Below are the records; collect from them each line containing the string "powinny".

*Input records*.
= = = = =

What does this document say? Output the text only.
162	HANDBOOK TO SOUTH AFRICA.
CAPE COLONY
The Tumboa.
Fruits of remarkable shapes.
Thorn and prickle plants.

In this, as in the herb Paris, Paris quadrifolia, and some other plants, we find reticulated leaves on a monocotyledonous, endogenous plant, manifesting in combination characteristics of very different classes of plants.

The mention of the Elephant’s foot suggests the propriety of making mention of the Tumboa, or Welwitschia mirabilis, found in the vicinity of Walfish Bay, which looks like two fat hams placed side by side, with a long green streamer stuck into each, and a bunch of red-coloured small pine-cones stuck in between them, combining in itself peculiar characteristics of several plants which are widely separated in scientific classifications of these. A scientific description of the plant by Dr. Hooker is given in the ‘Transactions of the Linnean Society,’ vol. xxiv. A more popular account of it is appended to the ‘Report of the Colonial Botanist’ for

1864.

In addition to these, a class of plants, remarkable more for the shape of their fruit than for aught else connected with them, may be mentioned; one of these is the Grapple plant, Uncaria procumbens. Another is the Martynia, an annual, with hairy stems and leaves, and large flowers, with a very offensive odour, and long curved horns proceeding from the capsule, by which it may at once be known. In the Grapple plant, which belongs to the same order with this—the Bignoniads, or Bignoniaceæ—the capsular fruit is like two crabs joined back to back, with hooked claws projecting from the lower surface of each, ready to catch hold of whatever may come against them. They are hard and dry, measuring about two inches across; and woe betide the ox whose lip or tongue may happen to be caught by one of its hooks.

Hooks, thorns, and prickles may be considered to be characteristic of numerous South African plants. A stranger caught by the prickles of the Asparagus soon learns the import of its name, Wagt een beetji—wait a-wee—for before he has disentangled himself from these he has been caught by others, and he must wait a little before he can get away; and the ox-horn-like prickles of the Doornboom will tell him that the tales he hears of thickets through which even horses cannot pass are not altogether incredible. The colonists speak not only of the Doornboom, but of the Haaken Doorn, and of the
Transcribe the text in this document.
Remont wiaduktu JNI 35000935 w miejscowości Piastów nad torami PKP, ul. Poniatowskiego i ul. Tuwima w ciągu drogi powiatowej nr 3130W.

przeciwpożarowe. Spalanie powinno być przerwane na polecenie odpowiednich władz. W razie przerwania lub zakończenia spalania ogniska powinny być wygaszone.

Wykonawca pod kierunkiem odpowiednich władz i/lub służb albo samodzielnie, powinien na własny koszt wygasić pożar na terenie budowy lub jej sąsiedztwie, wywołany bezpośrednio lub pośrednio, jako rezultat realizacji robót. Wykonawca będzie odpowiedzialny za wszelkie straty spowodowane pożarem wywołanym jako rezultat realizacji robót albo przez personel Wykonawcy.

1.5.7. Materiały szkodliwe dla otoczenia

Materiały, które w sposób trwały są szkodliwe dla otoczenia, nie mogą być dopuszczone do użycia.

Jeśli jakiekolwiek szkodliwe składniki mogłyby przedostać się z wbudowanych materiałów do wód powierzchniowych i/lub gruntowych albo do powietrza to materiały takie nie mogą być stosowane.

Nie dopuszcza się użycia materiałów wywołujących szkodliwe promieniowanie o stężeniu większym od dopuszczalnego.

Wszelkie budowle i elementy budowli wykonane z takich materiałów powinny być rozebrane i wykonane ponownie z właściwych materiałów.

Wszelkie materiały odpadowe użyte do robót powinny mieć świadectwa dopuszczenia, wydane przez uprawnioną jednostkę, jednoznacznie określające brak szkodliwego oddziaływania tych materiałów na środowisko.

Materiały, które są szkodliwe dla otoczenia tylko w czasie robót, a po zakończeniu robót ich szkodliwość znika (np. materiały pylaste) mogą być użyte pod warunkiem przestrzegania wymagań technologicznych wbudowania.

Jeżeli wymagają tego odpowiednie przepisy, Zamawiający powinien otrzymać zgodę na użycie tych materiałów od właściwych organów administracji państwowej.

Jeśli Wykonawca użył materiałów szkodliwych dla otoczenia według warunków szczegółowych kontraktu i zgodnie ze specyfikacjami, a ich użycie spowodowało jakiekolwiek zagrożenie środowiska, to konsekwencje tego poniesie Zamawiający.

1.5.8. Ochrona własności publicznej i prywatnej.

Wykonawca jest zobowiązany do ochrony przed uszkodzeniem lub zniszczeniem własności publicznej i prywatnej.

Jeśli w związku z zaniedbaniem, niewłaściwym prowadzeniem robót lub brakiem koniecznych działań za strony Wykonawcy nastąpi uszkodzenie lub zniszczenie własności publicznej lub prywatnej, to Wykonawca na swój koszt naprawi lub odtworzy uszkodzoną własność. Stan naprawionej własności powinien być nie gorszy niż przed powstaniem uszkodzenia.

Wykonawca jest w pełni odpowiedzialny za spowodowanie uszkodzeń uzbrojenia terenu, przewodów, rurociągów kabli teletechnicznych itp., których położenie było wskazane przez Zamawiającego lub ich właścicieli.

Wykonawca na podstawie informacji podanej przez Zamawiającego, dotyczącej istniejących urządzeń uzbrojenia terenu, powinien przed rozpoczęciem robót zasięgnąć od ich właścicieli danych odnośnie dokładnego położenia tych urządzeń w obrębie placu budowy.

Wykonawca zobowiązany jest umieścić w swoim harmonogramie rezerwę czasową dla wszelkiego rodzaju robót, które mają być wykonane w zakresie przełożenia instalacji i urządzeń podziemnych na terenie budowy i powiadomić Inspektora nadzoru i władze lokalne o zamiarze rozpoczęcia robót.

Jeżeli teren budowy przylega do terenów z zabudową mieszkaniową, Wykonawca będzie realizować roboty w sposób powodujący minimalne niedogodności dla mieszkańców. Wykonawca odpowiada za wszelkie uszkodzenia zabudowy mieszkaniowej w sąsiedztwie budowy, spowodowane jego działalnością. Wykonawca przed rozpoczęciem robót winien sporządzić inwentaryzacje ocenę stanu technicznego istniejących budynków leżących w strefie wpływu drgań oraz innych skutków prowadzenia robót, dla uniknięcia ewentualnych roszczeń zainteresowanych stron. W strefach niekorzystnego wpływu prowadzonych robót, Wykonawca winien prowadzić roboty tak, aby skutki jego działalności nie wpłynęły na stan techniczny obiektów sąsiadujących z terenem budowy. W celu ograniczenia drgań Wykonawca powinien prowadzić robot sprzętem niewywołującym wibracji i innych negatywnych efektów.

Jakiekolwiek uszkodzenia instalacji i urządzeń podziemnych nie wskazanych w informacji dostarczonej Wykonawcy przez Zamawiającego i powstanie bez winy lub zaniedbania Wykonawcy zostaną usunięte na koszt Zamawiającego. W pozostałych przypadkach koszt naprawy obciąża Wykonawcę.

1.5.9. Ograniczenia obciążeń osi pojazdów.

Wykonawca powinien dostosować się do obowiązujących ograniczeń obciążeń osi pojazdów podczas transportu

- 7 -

= = = = =

*Reply*.
przeciwpożarowe. Spalanie powinno być przerwane na polecenie odpowiednich władz. W razie przerwania lub zakończenia spalania ogniska powinny być wygaszone.
Wszelkie budowle i elementy budowli wykonane z takich materiałów powinny być rozebrane i wykonane ponownie z właściwych materiałów.
Wszelkie materiały odpadowe użyte do robót powinny mieć świadectwa dopuszczenia, wydane przez uprawnioną jednostkę, jednoznacznie określające brak szkodliwego oddziaływania tych materiałów na środowisko.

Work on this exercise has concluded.